> **SET TASK**
Only lines with the string "name" matter here; gather them from the material below.

(Entries from a dataset)
** begin **
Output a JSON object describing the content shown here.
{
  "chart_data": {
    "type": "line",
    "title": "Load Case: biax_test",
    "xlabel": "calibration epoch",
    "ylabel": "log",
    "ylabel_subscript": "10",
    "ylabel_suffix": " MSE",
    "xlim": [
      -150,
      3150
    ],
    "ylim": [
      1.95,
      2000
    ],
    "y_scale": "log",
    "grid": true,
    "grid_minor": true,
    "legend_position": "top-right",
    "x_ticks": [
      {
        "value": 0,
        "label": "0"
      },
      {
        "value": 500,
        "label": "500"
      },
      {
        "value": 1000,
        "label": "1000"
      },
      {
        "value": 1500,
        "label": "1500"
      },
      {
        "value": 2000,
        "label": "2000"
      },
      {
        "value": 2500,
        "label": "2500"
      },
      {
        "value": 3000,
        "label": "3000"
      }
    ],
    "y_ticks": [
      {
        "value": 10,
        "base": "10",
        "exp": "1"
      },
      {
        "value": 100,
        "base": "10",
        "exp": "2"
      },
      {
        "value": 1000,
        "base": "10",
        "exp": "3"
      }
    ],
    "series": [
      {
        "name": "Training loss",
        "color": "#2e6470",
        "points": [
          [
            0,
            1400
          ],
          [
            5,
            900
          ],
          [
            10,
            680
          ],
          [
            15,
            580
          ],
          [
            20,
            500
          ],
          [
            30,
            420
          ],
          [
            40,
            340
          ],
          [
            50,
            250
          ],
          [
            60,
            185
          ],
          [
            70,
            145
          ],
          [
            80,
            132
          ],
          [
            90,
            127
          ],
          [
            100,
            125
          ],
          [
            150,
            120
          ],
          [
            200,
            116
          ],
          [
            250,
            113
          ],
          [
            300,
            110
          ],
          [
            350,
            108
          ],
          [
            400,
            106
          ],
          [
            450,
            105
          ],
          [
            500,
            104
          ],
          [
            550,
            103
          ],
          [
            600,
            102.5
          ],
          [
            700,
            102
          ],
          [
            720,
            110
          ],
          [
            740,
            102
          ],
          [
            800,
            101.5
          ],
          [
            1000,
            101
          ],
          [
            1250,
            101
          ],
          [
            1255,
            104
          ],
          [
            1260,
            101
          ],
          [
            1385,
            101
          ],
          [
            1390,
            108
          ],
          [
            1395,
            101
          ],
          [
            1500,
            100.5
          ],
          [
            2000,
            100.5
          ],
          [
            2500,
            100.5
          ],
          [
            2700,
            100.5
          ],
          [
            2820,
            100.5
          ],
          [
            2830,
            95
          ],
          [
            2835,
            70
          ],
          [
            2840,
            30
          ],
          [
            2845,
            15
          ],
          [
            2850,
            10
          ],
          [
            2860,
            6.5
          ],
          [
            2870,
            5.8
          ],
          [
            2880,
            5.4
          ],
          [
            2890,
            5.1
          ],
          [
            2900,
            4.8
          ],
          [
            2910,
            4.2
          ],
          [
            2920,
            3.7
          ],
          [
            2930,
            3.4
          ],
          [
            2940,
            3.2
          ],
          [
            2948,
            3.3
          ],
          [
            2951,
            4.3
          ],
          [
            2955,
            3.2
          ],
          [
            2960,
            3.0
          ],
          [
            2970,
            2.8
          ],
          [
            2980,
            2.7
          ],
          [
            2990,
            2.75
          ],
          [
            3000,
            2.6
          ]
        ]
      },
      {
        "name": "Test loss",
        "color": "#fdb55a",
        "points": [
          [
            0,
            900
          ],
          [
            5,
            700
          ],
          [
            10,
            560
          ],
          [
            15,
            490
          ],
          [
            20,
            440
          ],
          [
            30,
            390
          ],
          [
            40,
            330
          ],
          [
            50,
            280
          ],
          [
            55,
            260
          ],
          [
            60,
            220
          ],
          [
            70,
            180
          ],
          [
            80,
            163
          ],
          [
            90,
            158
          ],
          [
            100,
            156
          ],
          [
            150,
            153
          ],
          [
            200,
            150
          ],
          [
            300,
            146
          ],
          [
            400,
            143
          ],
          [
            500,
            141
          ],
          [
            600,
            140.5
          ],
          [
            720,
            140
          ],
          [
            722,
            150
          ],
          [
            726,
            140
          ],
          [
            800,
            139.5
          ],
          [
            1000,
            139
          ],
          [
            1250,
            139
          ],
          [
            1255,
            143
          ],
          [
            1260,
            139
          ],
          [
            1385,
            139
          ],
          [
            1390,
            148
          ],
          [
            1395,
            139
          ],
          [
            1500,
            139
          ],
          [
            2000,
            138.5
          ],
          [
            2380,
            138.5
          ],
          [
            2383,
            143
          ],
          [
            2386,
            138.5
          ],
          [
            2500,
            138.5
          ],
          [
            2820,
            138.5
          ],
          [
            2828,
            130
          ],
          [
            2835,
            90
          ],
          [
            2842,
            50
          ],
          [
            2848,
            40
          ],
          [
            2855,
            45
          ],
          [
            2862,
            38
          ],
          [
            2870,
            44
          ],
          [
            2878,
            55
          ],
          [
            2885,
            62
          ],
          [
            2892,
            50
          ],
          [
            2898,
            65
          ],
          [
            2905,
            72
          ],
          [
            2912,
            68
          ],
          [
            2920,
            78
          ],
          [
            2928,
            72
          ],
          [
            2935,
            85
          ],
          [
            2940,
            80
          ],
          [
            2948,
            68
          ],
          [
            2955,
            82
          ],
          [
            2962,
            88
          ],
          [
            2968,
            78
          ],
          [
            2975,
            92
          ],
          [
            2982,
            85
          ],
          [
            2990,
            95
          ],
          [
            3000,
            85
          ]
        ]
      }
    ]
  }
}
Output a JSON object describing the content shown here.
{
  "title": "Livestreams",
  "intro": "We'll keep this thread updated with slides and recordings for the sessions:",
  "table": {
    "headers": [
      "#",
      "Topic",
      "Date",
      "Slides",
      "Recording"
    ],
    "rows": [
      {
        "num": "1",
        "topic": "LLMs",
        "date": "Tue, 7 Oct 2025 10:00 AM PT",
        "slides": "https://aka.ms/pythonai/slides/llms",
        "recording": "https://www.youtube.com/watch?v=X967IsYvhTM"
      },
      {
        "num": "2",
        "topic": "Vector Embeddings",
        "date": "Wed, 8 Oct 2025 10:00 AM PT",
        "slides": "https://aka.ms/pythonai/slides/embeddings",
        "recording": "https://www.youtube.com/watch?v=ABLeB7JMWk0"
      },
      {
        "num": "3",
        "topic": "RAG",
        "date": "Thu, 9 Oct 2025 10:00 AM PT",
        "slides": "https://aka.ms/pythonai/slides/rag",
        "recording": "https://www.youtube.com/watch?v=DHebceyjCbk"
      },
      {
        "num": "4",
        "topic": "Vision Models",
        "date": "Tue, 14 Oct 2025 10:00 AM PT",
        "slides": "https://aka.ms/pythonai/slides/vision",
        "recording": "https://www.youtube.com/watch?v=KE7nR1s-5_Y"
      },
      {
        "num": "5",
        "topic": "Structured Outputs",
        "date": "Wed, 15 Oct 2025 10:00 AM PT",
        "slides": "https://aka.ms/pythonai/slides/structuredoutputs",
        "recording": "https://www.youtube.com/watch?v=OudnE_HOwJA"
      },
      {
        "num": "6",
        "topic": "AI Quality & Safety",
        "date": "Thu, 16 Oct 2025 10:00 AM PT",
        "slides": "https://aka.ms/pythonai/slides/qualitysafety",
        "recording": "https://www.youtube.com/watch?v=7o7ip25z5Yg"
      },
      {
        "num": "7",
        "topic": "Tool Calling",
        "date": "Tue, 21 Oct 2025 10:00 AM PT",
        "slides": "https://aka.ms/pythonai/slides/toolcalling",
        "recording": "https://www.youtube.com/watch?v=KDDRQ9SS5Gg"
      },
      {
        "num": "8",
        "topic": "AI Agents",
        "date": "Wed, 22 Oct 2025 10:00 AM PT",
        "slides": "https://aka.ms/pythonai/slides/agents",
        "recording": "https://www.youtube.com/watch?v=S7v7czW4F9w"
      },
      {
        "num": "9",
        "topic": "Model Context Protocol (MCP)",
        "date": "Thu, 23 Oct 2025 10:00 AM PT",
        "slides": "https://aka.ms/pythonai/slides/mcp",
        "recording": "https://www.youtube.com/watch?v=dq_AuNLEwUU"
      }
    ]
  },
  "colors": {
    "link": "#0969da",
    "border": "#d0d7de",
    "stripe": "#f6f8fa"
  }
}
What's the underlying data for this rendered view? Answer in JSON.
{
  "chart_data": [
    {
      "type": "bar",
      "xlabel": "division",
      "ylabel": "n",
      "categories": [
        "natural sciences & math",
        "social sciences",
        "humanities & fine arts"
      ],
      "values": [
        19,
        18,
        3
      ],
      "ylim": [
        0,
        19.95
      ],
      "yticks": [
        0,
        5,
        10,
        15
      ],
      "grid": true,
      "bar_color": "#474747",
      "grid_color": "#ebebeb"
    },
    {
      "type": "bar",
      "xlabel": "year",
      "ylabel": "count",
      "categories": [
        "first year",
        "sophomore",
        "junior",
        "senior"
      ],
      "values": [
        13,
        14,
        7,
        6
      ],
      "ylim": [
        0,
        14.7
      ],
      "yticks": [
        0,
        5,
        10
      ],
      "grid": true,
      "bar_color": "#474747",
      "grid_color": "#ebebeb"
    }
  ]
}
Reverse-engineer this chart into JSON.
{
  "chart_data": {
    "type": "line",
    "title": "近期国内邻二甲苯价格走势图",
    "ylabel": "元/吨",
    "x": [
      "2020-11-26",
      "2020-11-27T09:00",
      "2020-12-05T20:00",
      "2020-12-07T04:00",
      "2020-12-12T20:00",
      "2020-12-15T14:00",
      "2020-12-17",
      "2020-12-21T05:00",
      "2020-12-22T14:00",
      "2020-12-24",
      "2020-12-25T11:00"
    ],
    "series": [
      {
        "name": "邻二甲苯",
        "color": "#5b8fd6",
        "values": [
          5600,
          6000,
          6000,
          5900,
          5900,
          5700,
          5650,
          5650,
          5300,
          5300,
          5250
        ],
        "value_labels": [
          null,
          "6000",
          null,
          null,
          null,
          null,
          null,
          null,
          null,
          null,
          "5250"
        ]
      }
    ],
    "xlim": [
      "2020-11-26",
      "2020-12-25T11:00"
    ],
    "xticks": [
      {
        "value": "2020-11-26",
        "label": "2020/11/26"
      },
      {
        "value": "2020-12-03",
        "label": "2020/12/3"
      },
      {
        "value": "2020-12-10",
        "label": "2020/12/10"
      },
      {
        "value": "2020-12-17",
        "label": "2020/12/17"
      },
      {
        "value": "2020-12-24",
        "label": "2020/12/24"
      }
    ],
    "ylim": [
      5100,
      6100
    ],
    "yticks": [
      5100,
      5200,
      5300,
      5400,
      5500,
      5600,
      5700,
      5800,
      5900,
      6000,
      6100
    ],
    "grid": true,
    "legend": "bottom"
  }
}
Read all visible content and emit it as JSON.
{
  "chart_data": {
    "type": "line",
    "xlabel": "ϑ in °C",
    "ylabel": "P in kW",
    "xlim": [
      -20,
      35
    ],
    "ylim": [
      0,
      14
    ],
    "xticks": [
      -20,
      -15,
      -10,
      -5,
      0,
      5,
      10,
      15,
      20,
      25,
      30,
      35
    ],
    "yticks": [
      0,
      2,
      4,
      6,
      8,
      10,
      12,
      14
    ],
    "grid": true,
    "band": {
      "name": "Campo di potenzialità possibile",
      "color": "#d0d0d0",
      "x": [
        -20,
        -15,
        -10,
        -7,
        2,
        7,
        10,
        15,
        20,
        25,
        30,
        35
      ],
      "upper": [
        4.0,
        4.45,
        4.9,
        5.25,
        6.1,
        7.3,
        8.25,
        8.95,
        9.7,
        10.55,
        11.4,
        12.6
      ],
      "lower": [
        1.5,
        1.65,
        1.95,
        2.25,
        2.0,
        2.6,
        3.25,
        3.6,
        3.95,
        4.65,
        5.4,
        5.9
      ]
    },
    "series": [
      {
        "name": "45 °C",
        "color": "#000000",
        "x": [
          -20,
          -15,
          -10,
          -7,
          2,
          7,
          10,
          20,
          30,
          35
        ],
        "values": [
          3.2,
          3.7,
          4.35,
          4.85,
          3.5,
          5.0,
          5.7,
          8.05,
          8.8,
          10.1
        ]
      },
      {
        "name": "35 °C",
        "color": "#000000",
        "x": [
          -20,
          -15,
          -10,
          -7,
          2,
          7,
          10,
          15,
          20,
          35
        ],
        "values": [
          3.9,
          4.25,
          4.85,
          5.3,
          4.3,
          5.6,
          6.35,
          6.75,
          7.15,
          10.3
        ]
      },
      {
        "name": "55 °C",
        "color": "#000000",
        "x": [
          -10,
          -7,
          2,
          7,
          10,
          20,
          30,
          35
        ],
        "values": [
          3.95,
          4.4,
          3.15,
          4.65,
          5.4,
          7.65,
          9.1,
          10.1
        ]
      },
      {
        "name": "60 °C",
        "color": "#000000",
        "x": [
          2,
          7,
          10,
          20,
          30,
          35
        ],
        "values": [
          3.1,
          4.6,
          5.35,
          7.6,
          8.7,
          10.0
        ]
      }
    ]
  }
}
** end **
> **EXERCISE RESPONSE**
        "name": "Training loss",
        "name": "Test loss",
        "name": "邻二甲苯",
      "name": "Campo di potenzialità possibile",
        "name": "45 °C",
        "name": "35 °C",
        "name": "55 °C",
        "name": "60 °C",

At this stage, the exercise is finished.